** Begin TASK INPUTS **
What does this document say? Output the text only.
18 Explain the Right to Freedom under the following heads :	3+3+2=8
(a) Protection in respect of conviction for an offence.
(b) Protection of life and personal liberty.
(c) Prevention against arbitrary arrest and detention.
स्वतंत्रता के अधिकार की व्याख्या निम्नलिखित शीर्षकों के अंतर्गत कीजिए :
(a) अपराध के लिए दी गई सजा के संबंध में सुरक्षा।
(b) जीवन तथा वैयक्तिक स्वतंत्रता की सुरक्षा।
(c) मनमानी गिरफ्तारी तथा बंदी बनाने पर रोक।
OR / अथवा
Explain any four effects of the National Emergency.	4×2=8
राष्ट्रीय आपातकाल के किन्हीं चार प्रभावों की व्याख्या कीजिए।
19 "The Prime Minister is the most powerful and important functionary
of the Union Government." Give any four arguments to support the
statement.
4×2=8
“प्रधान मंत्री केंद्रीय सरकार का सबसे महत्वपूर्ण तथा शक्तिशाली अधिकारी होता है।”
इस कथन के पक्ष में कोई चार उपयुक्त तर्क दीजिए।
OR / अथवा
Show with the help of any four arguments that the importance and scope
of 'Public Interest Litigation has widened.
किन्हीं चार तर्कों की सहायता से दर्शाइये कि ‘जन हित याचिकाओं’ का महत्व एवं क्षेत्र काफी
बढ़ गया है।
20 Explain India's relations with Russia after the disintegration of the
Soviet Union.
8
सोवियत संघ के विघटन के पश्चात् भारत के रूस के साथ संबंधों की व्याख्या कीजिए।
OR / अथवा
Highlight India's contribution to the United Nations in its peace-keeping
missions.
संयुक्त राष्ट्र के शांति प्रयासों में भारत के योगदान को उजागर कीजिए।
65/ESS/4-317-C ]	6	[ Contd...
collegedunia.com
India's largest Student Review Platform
** End TASK INPUTS **
### EXERCISE TASK:
Which lines hold the string "Union"? List them all.

### SOLUTION TO THE PROBLEM:
of the Union Government." Give any four arguments to support the
Soviet Union.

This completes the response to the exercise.